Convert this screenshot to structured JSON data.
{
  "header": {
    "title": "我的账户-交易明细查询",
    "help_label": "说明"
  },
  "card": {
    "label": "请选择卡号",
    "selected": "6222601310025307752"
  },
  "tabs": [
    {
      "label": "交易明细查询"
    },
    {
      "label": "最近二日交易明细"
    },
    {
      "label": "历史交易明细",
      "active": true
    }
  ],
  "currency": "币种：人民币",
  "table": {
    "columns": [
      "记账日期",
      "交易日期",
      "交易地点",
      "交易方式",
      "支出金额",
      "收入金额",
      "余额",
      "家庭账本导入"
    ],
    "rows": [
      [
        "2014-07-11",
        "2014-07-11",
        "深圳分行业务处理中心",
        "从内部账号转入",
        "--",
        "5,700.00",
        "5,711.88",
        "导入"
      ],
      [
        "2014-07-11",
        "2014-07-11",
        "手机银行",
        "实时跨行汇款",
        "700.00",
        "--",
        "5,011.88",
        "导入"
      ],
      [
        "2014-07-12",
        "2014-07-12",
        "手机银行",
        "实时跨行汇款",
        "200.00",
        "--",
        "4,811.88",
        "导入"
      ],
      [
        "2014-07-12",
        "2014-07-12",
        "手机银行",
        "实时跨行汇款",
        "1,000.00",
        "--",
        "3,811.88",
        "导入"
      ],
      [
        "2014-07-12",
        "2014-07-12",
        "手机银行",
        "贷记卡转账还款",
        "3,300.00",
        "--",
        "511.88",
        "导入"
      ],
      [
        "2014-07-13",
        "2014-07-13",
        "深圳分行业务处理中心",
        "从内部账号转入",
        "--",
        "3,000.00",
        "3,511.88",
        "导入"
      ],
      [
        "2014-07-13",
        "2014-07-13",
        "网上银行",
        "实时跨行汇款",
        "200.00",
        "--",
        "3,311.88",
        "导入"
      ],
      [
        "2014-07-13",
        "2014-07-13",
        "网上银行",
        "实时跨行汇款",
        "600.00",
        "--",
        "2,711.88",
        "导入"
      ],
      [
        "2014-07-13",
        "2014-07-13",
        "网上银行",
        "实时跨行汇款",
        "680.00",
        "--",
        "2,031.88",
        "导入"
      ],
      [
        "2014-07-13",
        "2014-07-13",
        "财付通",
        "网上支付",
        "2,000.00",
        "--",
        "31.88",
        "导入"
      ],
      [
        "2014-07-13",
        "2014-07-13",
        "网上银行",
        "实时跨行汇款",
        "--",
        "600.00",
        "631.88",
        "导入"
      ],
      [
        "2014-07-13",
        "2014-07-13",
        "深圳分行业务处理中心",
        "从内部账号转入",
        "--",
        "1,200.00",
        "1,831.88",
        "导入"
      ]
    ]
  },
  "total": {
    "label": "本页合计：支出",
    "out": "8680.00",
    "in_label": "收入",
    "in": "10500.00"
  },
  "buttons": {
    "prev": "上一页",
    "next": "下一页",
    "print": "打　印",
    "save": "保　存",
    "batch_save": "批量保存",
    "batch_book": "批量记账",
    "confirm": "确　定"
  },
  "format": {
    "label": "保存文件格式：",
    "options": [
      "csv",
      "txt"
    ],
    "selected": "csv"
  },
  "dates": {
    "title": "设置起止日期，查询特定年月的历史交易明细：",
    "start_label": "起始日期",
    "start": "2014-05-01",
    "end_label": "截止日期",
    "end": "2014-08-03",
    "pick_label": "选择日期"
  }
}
━━━━━━━━━━━━━━━━━━━━━━━━━━━━━━
## [REQUEST]
Faithfully transcribe the whole of the data.

## [SOLVED EXERCISE]
Convert this screenshot to structured JSON data.
{
  "header": {
    "title": "我的账户-交易明细查询",
    "help_label": "说明"
  },
  "card": {
    "label": "请选择卡号",
    "selected": "6222601310025307752"
  },
  "tabs": [
    {
      "label": "交易明细查询"
    },
    {
      "label": "最近二日交易明细"
    },
    {
      "label": "历史交易明细",
      "active": true
    }
  ],
  "currency": "币种：人民币",
  "table": {
    "columns": [
      "记账日期",
      "交易日期",
      "交易地点",
      "交易方式",
      "支出金额",
      "收入金额",
      "余额",
      "家庭账本导入"
    ],
    "rows": [
      [
        "2014-07-11",
        "2014-07-11",
        "深圳分行业务处理中心",
        "从内部账号转入",
        "--",
        "5,700.00",
        "5,711.88",
        "导入"
      ],
      [
        "2014-07-11",
        "2014-07-11",
        "手机银行",
        "实时跨行汇款",
        "700.00",
        "--",
        "5,011.88",
        "导入"
      ],
      [
        "2014-07-12",
        "2014-07-12",
        "手机银行",
        "实时跨行汇款",
        "200.00",
        "--",
        "4,811.88",
        "导入"
      ],
      [
        "2014-07-12",
        "2014-07-12",
        "手机银行",
        "实时跨行汇款",
        "1,000.00",
        "--",
        "3,811.88",
        "导入"
      ],
      [
        "2014-07-12",
        "2014-07-12",
        "手机银行",
        "贷记卡转账还款",
        "3,300.00",
        "--",
        "511.88",
        "导入"
      ],
      [
        "2014-07-13",
        "2014-07-13",
        "深圳分行业务处理中心",
        "从内部账号转入",
        "--",
        "3,000.00",
        "3,511.88",
        "导入"
      ],
      [
        "2014-07-13",
        "2014-07-13",
        "网上银行",
        "实时跨行汇款",
        "200.00",
        "--",
        "3,311.88",
        "导入"
      ],
      [
        "2014-07-13",
        "2014-07-13",
        "网上银行",
        "实时跨行汇款",
        "600.00",
        "--",
        "2,711.88",
        "导入"
      ],
      [
        "2014-07-13",
        "2014-07-13",
        "网上银行",
        "实时跨行汇款",
        "680.00",
        "--",
        "2,031.88",
        "导入"
      ],
      [
        "2014-07-13",
        "2014-07-13",
        "财付通",
        "网上支付",
        "2,000.00",
        "--",
        "31.88",
        "导入"
      ],
      [
        "2014-07-13",
        "2014-07-13",
        "网上银行",
        "实时跨行汇款",
        "--",
        "600.00",
        "631.88",
        "导入"
      ],
      [
        "2014-07-13",
        "2014-07-13",
        "深圳分行业务处理中心",
        "从内部账号转入",
        "--",
        "1,200.00",
        "1,831.88",
        "导入"
      ]
    ]
  },
  "total": {
    "label": "本页合计：支出",
    "out": "8680.00",
    "in_label": "收入",
    "in": "10500.00"
  },
  "buttons": {
    "prev": "上一页",
    "next": "下一页",
    "print": "打　印",
    "save": "保　存",
    "batch_save": "批量保存",
    "batch_book": "批量记账",
    "confirm": "确　定"
  },
  "format": {
    "label": "保存文件格式：",
    "options": [
      "csv",
      "txt"
    ],
    "selected": "csv"
  },
  "dates": {
    "title": "设置起止日期，查询特定年月的历史交易明细：",
    "start_label": "起始日期",
    "start": "2014-05-01",
    "end_label": "截止日期",
    "end": "2014-08-03",
    "pick_label": "选择日期"
  }
}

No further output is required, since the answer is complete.